_Set exercise_.
The exercise asks you to copy every line below in which "Szerokość" appears.

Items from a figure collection
————————

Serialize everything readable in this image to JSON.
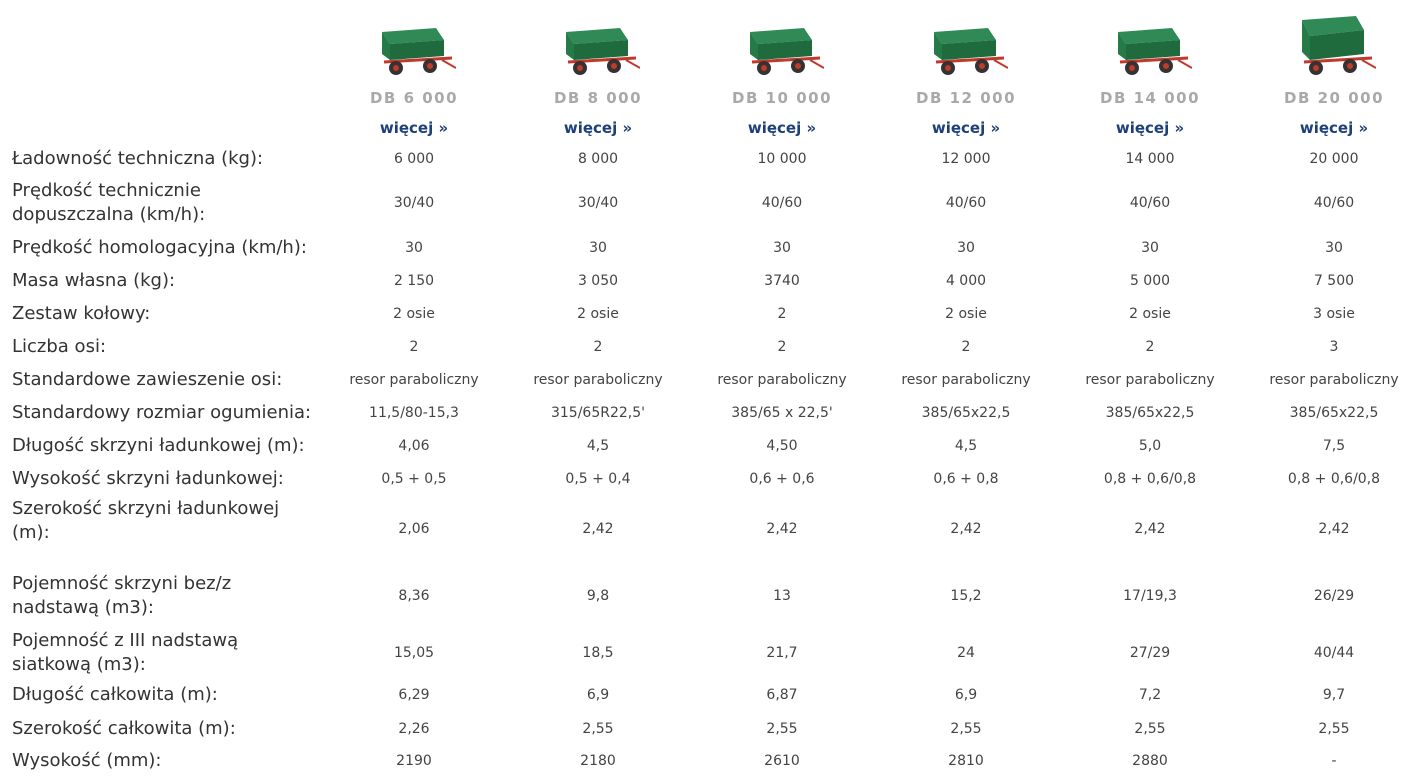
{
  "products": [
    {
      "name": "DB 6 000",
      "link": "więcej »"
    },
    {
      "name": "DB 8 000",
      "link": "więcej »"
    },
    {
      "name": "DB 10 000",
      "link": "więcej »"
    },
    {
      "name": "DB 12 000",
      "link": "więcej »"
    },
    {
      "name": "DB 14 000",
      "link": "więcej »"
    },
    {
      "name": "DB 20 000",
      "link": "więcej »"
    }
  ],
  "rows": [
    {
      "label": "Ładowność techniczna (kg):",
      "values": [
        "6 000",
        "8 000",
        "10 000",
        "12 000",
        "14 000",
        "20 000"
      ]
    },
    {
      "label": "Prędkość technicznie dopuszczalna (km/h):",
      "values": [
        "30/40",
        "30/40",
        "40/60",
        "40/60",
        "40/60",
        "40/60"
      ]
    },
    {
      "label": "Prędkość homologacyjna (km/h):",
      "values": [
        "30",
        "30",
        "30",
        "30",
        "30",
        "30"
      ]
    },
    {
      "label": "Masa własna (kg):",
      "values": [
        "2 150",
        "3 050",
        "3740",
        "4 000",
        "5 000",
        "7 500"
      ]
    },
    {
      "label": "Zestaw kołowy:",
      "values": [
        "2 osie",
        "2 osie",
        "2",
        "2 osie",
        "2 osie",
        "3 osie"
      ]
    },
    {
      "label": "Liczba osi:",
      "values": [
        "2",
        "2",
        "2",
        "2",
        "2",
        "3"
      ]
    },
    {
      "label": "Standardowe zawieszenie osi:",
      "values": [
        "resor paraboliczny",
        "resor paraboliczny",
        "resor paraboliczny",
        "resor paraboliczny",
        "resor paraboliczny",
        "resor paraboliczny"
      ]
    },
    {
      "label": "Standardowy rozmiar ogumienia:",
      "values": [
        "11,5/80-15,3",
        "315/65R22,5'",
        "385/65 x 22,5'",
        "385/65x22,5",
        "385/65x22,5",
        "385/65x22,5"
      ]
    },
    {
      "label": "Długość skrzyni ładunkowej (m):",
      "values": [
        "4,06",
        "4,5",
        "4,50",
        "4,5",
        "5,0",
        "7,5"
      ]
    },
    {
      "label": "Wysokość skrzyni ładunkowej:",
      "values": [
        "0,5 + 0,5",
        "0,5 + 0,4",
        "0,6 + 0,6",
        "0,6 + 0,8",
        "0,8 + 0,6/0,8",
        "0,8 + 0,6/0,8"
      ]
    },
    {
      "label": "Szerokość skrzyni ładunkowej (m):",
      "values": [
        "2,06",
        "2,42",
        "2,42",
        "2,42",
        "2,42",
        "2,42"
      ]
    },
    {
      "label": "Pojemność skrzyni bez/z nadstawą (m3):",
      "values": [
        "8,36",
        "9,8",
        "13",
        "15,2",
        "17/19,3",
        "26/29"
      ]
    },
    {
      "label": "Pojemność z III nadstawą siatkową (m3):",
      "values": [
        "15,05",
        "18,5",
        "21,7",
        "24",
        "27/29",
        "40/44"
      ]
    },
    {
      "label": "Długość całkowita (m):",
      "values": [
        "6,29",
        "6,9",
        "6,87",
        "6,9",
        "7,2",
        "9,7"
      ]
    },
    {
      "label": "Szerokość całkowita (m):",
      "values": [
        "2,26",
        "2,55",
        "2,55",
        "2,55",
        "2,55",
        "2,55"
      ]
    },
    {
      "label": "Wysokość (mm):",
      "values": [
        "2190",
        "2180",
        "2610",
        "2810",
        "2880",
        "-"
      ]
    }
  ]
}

————————

_Output for this exercise_.
      "label": "Szerokość skrzyni ładunkowej (m):",
      "label": "Szerokość całkowita (m):",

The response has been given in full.